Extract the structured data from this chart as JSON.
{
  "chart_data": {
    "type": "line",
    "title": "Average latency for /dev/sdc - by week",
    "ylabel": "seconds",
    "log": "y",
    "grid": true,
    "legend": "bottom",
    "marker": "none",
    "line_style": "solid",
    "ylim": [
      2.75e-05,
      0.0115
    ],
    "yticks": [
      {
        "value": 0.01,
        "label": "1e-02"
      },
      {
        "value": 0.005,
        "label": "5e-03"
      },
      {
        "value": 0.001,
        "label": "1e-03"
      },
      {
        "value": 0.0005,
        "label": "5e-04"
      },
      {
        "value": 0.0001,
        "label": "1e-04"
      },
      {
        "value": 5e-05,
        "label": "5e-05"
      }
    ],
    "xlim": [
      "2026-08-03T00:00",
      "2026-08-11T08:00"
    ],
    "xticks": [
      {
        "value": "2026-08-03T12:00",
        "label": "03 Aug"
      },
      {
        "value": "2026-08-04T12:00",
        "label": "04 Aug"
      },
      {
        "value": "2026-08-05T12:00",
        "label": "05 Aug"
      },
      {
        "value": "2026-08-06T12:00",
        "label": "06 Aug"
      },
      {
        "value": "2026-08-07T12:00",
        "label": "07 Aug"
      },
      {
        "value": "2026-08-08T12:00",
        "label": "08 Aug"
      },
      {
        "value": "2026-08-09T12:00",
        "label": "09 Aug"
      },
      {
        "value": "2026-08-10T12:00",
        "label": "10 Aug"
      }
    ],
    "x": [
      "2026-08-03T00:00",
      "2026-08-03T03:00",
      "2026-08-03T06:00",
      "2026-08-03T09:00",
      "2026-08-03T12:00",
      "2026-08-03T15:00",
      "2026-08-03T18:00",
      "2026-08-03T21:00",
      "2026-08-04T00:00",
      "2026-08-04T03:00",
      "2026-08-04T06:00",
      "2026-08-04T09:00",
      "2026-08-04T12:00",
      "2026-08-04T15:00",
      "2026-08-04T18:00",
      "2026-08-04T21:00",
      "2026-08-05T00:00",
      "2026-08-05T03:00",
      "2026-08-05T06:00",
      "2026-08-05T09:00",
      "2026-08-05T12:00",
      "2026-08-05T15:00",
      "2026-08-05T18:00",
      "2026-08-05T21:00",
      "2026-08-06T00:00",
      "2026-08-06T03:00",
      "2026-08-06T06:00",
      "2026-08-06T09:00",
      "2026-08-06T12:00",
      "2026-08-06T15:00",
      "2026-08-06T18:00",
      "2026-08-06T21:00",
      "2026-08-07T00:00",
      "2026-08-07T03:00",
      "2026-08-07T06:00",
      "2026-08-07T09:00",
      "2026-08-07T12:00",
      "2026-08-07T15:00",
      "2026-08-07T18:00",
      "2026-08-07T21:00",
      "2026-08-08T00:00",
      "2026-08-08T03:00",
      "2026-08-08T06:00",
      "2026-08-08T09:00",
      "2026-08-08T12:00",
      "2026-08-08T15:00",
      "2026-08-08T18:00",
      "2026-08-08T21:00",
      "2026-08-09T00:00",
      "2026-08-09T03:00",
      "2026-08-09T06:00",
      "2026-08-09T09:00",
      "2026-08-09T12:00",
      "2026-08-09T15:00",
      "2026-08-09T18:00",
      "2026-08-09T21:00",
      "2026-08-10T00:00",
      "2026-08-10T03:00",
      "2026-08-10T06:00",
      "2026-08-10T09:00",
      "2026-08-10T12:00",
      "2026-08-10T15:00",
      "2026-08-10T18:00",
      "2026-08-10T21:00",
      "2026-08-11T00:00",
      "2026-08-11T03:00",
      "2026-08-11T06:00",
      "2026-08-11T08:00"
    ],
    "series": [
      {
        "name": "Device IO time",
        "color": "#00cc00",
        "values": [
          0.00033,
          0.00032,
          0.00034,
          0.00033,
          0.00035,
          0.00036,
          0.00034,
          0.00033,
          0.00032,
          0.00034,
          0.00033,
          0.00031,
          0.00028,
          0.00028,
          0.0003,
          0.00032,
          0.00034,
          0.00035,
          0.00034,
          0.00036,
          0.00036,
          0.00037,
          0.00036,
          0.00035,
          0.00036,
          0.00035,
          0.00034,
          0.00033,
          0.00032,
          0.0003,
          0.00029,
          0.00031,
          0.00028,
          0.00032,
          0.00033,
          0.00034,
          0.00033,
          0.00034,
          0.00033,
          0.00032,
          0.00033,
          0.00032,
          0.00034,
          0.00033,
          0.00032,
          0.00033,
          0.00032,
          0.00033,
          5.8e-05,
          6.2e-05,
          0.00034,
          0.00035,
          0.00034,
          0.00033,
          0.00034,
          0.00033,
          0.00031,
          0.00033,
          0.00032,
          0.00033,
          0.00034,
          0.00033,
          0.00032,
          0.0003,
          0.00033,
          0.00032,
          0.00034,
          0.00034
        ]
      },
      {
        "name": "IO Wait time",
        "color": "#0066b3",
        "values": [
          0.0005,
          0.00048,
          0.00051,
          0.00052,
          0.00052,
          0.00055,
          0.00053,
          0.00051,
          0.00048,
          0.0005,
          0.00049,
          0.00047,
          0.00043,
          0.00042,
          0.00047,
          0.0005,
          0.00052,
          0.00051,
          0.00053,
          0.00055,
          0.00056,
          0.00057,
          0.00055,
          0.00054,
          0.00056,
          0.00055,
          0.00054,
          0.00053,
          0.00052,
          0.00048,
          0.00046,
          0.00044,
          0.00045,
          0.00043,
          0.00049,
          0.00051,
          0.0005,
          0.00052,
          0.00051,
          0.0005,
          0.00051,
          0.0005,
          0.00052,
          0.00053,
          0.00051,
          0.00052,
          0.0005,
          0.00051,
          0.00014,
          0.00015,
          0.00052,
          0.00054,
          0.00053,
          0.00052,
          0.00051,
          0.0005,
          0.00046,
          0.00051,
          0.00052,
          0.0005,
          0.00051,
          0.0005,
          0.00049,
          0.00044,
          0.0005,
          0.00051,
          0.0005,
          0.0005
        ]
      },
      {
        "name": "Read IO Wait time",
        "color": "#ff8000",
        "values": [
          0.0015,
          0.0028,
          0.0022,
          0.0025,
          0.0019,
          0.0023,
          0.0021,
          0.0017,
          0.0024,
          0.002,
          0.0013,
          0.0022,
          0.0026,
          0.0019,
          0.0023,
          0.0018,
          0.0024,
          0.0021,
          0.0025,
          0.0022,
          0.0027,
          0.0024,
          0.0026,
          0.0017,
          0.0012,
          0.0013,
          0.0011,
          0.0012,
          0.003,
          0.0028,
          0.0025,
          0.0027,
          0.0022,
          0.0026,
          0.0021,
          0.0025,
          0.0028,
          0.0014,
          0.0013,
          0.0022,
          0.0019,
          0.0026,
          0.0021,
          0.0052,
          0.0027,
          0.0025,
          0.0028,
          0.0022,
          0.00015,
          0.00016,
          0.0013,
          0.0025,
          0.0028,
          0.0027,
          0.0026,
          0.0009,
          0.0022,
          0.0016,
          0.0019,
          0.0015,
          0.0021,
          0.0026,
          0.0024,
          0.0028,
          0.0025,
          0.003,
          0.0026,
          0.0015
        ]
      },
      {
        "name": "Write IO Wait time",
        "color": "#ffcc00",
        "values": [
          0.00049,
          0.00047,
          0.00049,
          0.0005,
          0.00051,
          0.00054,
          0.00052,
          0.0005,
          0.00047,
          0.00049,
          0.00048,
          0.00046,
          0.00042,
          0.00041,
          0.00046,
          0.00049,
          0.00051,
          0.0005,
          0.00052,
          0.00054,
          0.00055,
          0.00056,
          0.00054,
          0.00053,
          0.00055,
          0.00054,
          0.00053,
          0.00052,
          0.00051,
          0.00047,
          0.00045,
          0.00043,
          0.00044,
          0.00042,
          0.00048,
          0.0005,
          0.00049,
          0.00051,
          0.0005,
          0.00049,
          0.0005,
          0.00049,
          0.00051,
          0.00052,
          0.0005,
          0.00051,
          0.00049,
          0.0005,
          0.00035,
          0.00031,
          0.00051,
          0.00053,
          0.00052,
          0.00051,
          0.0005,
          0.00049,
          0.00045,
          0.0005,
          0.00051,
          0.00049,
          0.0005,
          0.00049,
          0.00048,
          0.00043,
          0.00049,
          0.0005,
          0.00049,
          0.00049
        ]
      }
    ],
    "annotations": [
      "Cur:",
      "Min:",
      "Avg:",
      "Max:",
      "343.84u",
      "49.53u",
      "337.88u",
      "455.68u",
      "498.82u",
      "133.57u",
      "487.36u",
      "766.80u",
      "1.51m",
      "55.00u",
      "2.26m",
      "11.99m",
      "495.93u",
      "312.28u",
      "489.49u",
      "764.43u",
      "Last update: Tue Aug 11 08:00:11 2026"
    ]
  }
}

○ ○ ○ ○ ○ ○ ○

EXERCISE INSTRUCTIONS.
All lines above with "color" in them should be returned.

FINISHED EXERCISE.
        "color": "#00cc00",
        "color": "#0066b3",
        "color": "#ff8000",
        "color": "#ffcc00",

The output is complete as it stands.